* BEGIN *

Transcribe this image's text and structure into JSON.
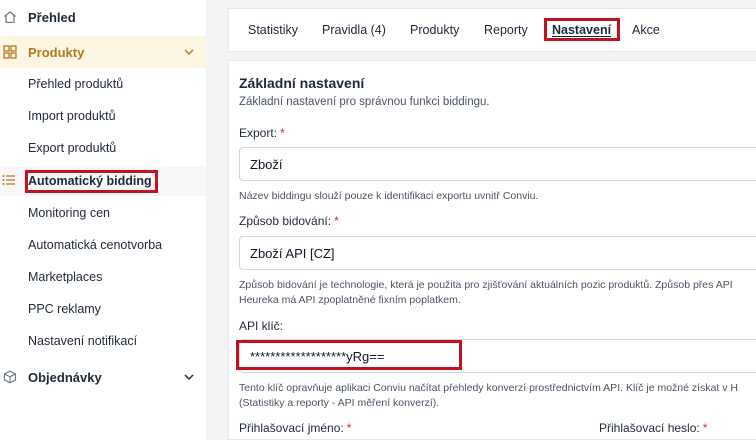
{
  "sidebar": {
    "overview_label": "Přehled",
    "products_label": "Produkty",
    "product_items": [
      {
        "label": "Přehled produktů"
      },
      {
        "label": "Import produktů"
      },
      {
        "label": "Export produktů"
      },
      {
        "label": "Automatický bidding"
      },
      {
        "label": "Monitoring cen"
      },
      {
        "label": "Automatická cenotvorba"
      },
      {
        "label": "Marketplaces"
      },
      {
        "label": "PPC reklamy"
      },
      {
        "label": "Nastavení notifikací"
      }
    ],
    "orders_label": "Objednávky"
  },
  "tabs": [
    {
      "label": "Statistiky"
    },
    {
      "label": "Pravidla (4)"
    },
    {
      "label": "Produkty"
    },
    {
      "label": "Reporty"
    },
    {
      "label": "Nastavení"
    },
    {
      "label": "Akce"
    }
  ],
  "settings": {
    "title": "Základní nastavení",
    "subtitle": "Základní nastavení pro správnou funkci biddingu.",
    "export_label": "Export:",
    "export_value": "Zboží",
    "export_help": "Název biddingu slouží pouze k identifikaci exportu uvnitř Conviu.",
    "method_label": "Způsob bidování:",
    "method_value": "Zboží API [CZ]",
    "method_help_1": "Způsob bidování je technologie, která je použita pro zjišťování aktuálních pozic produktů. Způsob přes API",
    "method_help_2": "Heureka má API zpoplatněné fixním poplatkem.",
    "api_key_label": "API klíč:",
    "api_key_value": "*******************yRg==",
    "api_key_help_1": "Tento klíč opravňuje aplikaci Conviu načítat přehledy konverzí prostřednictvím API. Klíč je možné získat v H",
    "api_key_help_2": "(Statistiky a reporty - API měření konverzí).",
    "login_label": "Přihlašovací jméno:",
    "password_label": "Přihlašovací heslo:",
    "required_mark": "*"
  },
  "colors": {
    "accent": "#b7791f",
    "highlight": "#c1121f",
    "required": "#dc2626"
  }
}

* END *

**YOUR GOAL:**
Count every line bearing the word "konverzí"; report the total only.

**RESULT OF THIS TASK:**
2